:: Task prompt ::
Below are the records; copy each line in them that holds the word "JSON".

:: Supplied data ::

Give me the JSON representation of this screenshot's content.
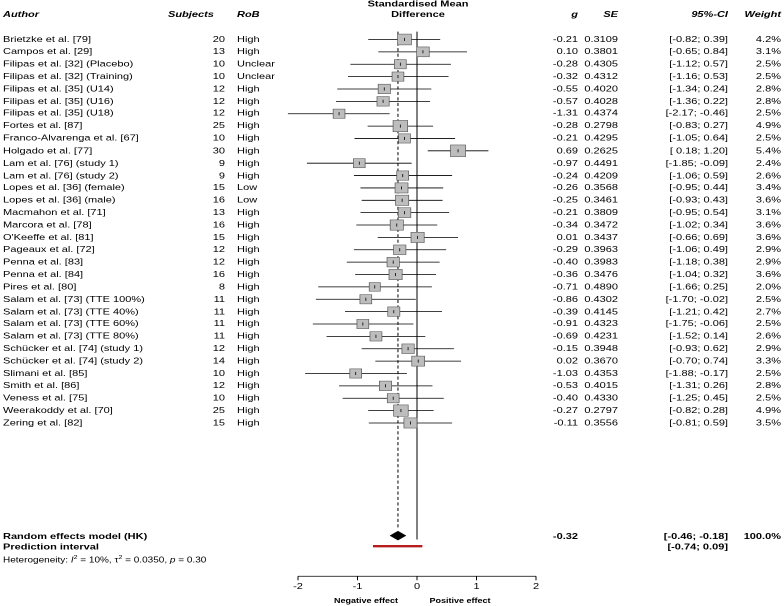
{
  "headers": {
    "author": "Author",
    "subjects": "Subjects",
    "rob": "RoB",
    "smd_line1": "Standardised Mean",
    "smd_line2": "Difference",
    "g": "g",
    "se": "SE",
    "ci": "95%-CI",
    "weight": "Weight"
  },
  "studies": [
    {
      "author": "Brietzke et al. [79]",
      "subjects": "20",
      "rob": "High",
      "g": "-0.21",
      "se": "0.3109",
      "ci": "[-0.82; 0.39]",
      "weight": "4.2%"
    },
    {
      "author": "Campos et al. [29]",
      "subjects": "13",
      "rob": "High",
      "g": "0.10",
      "se": "0.3801",
      "ci": "[-0.65; 0.84]",
      "weight": "3.1%"
    },
    {
      "author": "Filipas et al. [32] (Placebo)",
      "subjects": "10",
      "rob": "Unclear",
      "g": "-0.28",
      "se": "0.4305",
      "ci": "[-1.12; 0.57]",
      "weight": "2.5%"
    },
    {
      "author": "Filipas et al. [32] (Training)",
      "subjects": "10",
      "rob": "Unclear",
      "g": "-0.32",
      "se": "0.4312",
      "ci": "[-1.16; 0.53]",
      "weight": "2.5%"
    },
    {
      "author": "Filipas et al. [35] (U14)",
      "subjects": "12",
      "rob": "High",
      "g": "-0.55",
      "se": "0.4020",
      "ci": "[-1.34; 0.24]",
      "weight": "2.8%"
    },
    {
      "author": "Filipas et al. [35] (U16)",
      "subjects": "12",
      "rob": "High",
      "g": "-0.57",
      "se": "0.4028",
      "ci": "[-1.36; 0.22]",
      "weight": "2.8%"
    },
    {
      "author": "Filipas et al. [35] (U18)",
      "subjects": "12",
      "rob": "High",
      "g": "-1.31",
      "se": "0.4374",
      "ci": "[-2.17; -0.46]",
      "weight": "2.5%"
    },
    {
      "author": "Fortes et al. [87]",
      "subjects": "25",
      "rob": "High",
      "g": "-0.28",
      "se": "0.2798",
      "ci": "[-0.83; 0.27]",
      "weight": "4.9%"
    },
    {
      "author": "Franco-Alvarenga et al. [67]",
      "subjects": "10",
      "rob": "High",
      "g": "-0.21",
      "se": "0.4295",
      "ci": "[-1.05; 0.64]",
      "weight": "2.5%"
    },
    {
      "author": "Holgado et al. [77]",
      "subjects": "30",
      "rob": "High",
      "g": "0.69",
      "se": "0.2625",
      "ci": "[ 0.18; 1.20]",
      "weight": "5.4%"
    },
    {
      "author": "Lam et al. [76] (study 1)",
      "subjects": "9",
      "rob": "High",
      "g": "-0.97",
      "se": "0.4491",
      "ci": "[-1.85; -0.09]",
      "weight": "2.4%"
    },
    {
      "author": "Lam et al. [76] (study 2)",
      "subjects": "9",
      "rob": "High",
      "g": "-0.24",
      "se": "0.4209",
      "ci": "[-1.06; 0.59]",
      "weight": "2.6%"
    },
    {
      "author": "Lopes et al. [36] (female)",
      "subjects": "15",
      "rob": "Low",
      "g": "-0.26",
      "se": "0.3568",
      "ci": "[-0.95; 0.44]",
      "weight": "3.4%"
    },
    {
      "author": "Lopes et al. [36] (male)",
      "subjects": "16",
      "rob": "Low",
      "g": "-0.25",
      "se": "0.3461",
      "ci": "[-0.93; 0.43]",
      "weight": "3.6%"
    },
    {
      "author": "Macmahon et al. [71]",
      "subjects": "13",
      "rob": "High",
      "g": "-0.21",
      "se": "0.3809",
      "ci": "[-0.95; 0.54]",
      "weight": "3.1%"
    },
    {
      "author": "Marcora et al. [78]",
      "subjects": "16",
      "rob": "High",
      "g": "-0.34",
      "se": "0.3472",
      "ci": "[-1.02; 0.34]",
      "weight": "3.6%"
    },
    {
      "author": "O'Keeffe et al. [81]",
      "subjects": "15",
      "rob": "High",
      "g": "0.01",
      "se": "0.3437",
      "ci": "[-0.66; 0.69]",
      "weight": "3.6%"
    },
    {
      "author": "Pageaux et al. [72]",
      "subjects": "12",
      "rob": "High",
      "g": "-0.29",
      "se": "0.3963",
      "ci": "[-1.06; 0.49]",
      "weight": "2.9%"
    },
    {
      "author": "Penna et al. [83]",
      "subjects": "12",
      "rob": "High",
      "g": "-0.40",
      "se": "0.3983",
      "ci": "[-1.18; 0.38]",
      "weight": "2.9%"
    },
    {
      "author": "Penna et al. [84]",
      "subjects": "16",
      "rob": "High",
      "g": "-0.36",
      "se": "0.3476",
      "ci": "[-1.04; 0.32]",
      "weight": "3.6%"
    },
    {
      "author": "Pires et al. [80]",
      "subjects": "8",
      "rob": "High",
      "g": "-0.71",
      "se": "0.4890",
      "ci": "[-1.66; 0.25]",
      "weight": "2.0%"
    },
    {
      "author": "Salam et al. [73] (TTE 100%)",
      "subjects": "11",
      "rob": "High",
      "g": "-0.86",
      "se": "0.4302",
      "ci": "[-1.70; -0.02]",
      "weight": "2.5%"
    },
    {
      "author": "Salam et al. [73] (TTE 40%)",
      "subjects": "11",
      "rob": "High",
      "g": "-0.39",
      "se": "0.4145",
      "ci": "[-1.21; 0.42]",
      "weight": "2.7%"
    },
    {
      "author": "Salam et al. [73] (TTE 60%)",
      "subjects": "11",
      "rob": "High",
      "g": "-0.91",
      "se": "0.4323",
      "ci": "[-1.75; -0.06]",
      "weight": "2.5%"
    },
    {
      "author": "Salam et al. [73] (TTE 80%)",
      "subjects": "11",
      "rob": "High",
      "g": "-0.69",
      "se": "0.4231",
      "ci": "[-1.52; 0.14]",
      "weight": "2.6%"
    },
    {
      "author": "Schücker et al. [74] (study 1)",
      "subjects": "12",
      "rob": "High",
      "g": "-0.15",
      "se": "0.3948",
      "ci": "[-0.93; 0.62]",
      "weight": "2.9%"
    },
    {
      "author": "Schücker et al. [74] (study 2)",
      "subjects": "14",
      "rob": "High",
      "g": "0.02",
      "se": "0.3670",
      "ci": "[-0.70; 0.74]",
      "weight": "3.3%"
    },
    {
      "author": "Slimani et al. [85]",
      "subjects": "10",
      "rob": "High",
      "g": "-1.03",
      "se": "0.4353",
      "ci": "[-1.88; -0.17]",
      "weight": "2.5%"
    },
    {
      "author": "Smith et al. [86]",
      "subjects": "12",
      "rob": "High",
      "g": "-0.53",
      "se": "0.4015",
      "ci": "[-1.31; 0.26]",
      "weight": "2.8%"
    },
    {
      "author": "Veness et al. [75]",
      "subjects": "10",
      "rob": "High",
      "g": "-0.40",
      "se": "0.4330",
      "ci": "[-1.25; 0.45]",
      "weight": "2.5%"
    },
    {
      "author": "Weerakoddy et al. [70]",
      "subjects": "25",
      "rob": "High",
      "g": "-0.27",
      "se": "0.2797",
      "ci": "[-0.82; 0.28]",
      "weight": "4.9%"
    },
    {
      "author": "Zering et al. [82]",
      "subjects": "15",
      "rob": "High",
      "g": "-0.11",
      "se": "0.3556",
      "ci": "[-0.81; 0.59]",
      "weight": "3.5%"
    }
  ],
  "summary": {
    "label": "Random effects model (HK)",
    "g": "-0.32",
    "ci": "[-0.46; -0.18]",
    "weight": "100.0%"
  },
  "prediction": {
    "label": "Prediction interval",
    "ci": "[-0.74; 0.09]"
  },
  "heterogeneity": {
    "prefix": "Heterogeneity: ",
    "i2_symbol": "I",
    "i2_value": " = 10%, ",
    "tau_symbol": "τ",
    "tau_value": " = 0.0350, ",
    "p_symbol": "p",
    "p_value": " = 0.30"
  },
  "axis_labels": {
    "negative": "Negative effect",
    "positive": "Positive effect"
  },
  "chart_data": {
    "type": "forest",
    "title": "Standardised Mean Difference",
    "xlim": [
      -2,
      2
    ],
    "ticks": [
      -2,
      -1,
      0,
      1,
      2
    ],
    "tick_labels": [
      "-2",
      "-1",
      "0",
      "1",
      "2"
    ],
    "estimates": [
      -0.21,
      0.1,
      -0.28,
      -0.32,
      -0.55,
      -0.57,
      -1.31,
      -0.28,
      -0.21,
      0.69,
      -0.97,
      -0.24,
      -0.26,
      -0.25,
      -0.21,
      -0.34,
      0.01,
      -0.29,
      -0.4,
      -0.36,
      -0.71,
      -0.86,
      -0.39,
      -0.91,
      -0.69,
      -0.15,
      0.02,
      -1.03,
      -0.53,
      -0.4,
      -0.27,
      -0.11
    ],
    "ci_lower": [
      -0.82,
      -0.65,
      -1.12,
      -1.16,
      -1.34,
      -1.36,
      -2.17,
      -0.83,
      -1.05,
      0.18,
      -1.85,
      -1.06,
      -0.95,
      -0.93,
      -0.95,
      -1.02,
      -0.66,
      -1.06,
      -1.18,
      -1.04,
      -1.66,
      -1.7,
      -1.21,
      -1.75,
      -1.52,
      -0.93,
      -0.7,
      -1.88,
      -1.31,
      -1.25,
      -0.82,
      -0.81
    ],
    "ci_upper": [
      0.39,
      0.84,
      0.57,
      0.53,
      0.24,
      0.22,
      -0.46,
      0.27,
      0.64,
      1.2,
      -0.09,
      0.59,
      0.44,
      0.43,
      0.54,
      0.34,
      0.69,
      0.49,
      0.38,
      0.32,
      0.25,
      -0.02,
      0.42,
      -0.06,
      0.14,
      0.62,
      0.74,
      -0.17,
      0.26,
      0.45,
      0.28,
      0.59
    ],
    "weights": [
      4.2,
      3.1,
      2.5,
      2.5,
      2.8,
      2.8,
      2.5,
      4.9,
      2.5,
      5.4,
      2.4,
      2.6,
      3.4,
      3.6,
      3.1,
      3.6,
      3.6,
      2.9,
      2.9,
      3.6,
      2.0,
      2.5,
      2.7,
      2.5,
      2.6,
      2.9,
      3.3,
      2.5,
      2.8,
      2.5,
      4.9,
      3.5
    ],
    "pooled": {
      "estimate": -0.32,
      "lower": -0.46,
      "upper": -0.18
    },
    "prediction_interval": {
      "lower": -0.74,
      "upper": 0.09
    },
    "colors": {
      "box": "#bdbdbd",
      "diamond": "#000000",
      "prediction": "#b71c1c"
    }
  }
}
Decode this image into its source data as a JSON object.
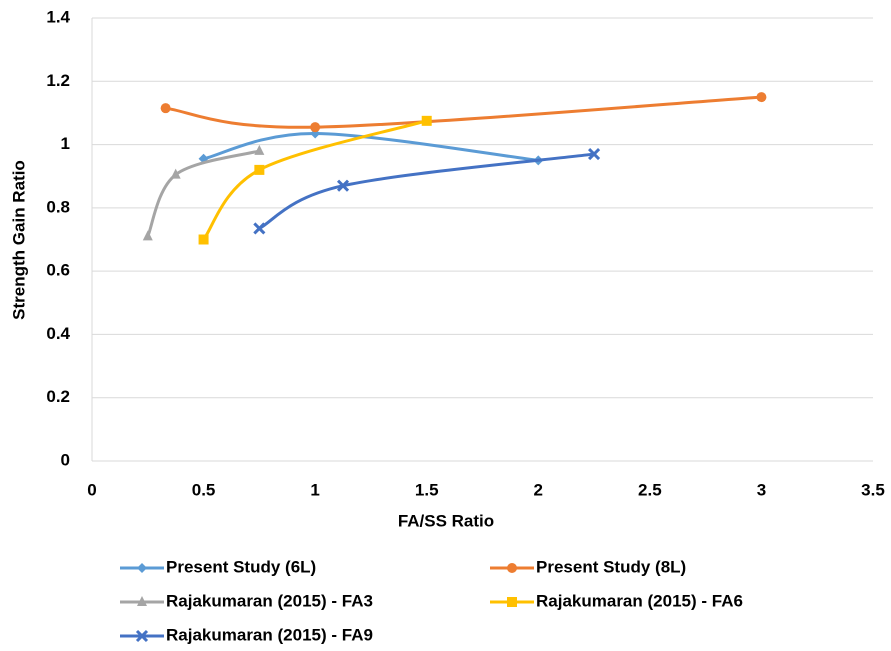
{
  "chart_data": {
    "type": "line",
    "x_label": "FA/SS Ratio",
    "y_label": "Strength Gain Ratio",
    "xlim": [
      0,
      3.5
    ],
    "xticks": [
      0,
      0.5,
      1,
      1.5,
      2,
      2.5,
      3,
      3.5
    ],
    "ylim": [
      0,
      1.4
    ],
    "yticks": [
      0,
      0.2,
      0.4,
      0.6,
      0.8,
      1,
      1.2,
      1.4
    ],
    "grid": true,
    "smooth": true,
    "legend": "bottom",
    "series": [
      {
        "name": "Present Study (6L)",
        "color": "#5b9bd5",
        "marker": "diamond",
        "x": [
          0.5,
          1,
          2
        ],
        "values": [
          0.955,
          1.035,
          0.95
        ]
      },
      {
        "name": "Present Study (8L)",
        "color": "#ed7d31",
        "marker": "circle",
        "x": [
          0.33,
          1,
          3
        ],
        "values": [
          1.115,
          1.055,
          1.15
        ]
      },
      {
        "name": "Rajakumaran (2015) - FA3",
        "color": "#a5a5a5",
        "marker": "triangle",
        "x": [
          0.25,
          0.375,
          0.75
        ],
        "values": [
          0.71,
          0.905,
          0.98
        ]
      },
      {
        "name": "Rajakumaran (2015) - FA6",
        "color": "#ffc000",
        "marker": "square",
        "x": [
          0.5,
          0.75,
          1.5
        ],
        "values": [
          0.7,
          0.92,
          1.075
        ]
      },
      {
        "name": "Rajakumaran (2015) - FA9",
        "color": "#4472c4",
        "marker": "cross",
        "x": [
          0.75,
          1.125,
          2.25
        ],
        "values": [
          0.735,
          0.87,
          0.97
        ]
      }
    ]
  }
}
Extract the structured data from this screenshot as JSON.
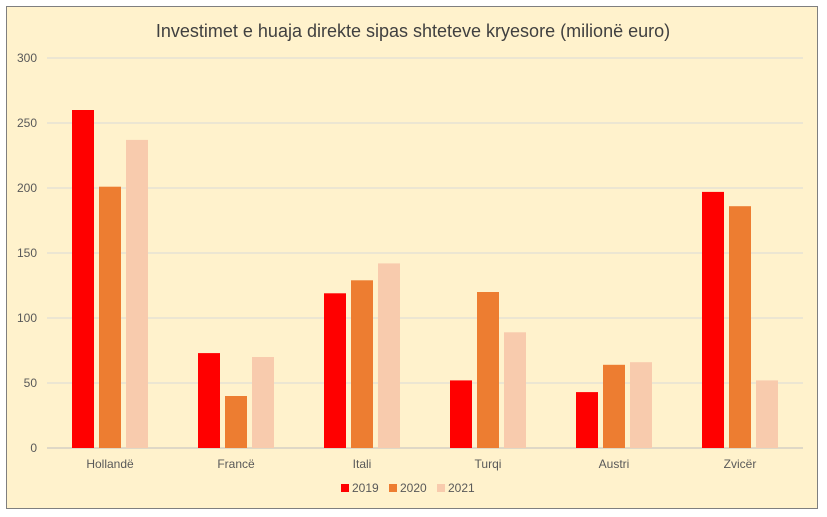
{
  "chart_data": {
    "type": "bar",
    "title": "Investimet e huaja direkte sipas shteteve kryesore (milionë euro)",
    "xlabel": "",
    "ylabel": "",
    "categories": [
      "Hollandë",
      "Francë",
      "Itali",
      "Turqi",
      "Austri",
      "Zvicër"
    ],
    "series": [
      {
        "name": "2019",
        "color": "#ff0000",
        "values": [
          260,
          73,
          119,
          52,
          43,
          197
        ]
      },
      {
        "name": "2020",
        "color": "#ed7d31",
        "values": [
          201,
          40,
          129,
          120,
          64,
          186
        ]
      },
      {
        "name": "2021",
        "color": "#f8cbad",
        "values": [
          237,
          70,
          142,
          89,
          66,
          52
        ]
      }
    ],
    "ylim": [
      0,
      300
    ],
    "yticks": [
      0,
      50,
      100,
      150,
      200,
      250,
      300
    ],
    "grid": true,
    "legend_position": "bottom"
  }
}
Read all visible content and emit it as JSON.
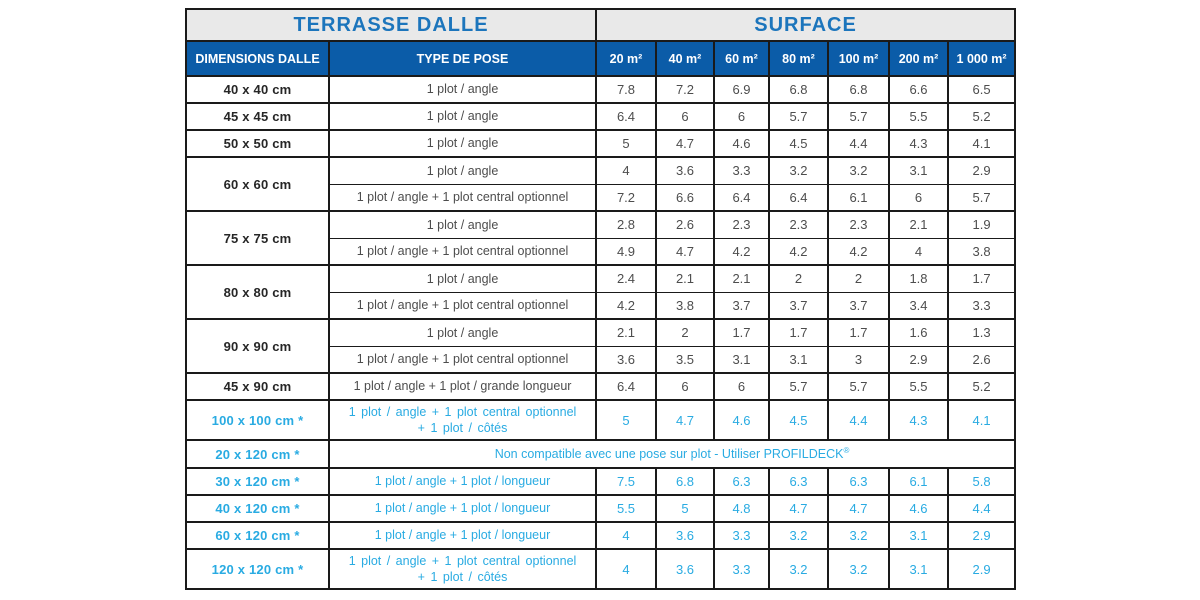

:: Correct result ::
Give me the JSON representation of this screenshot's content.
Decode this image into its source data as a JSON object.
Extract the structured data from this screenshot as JSON.
Read all visible content and emit it as JSON.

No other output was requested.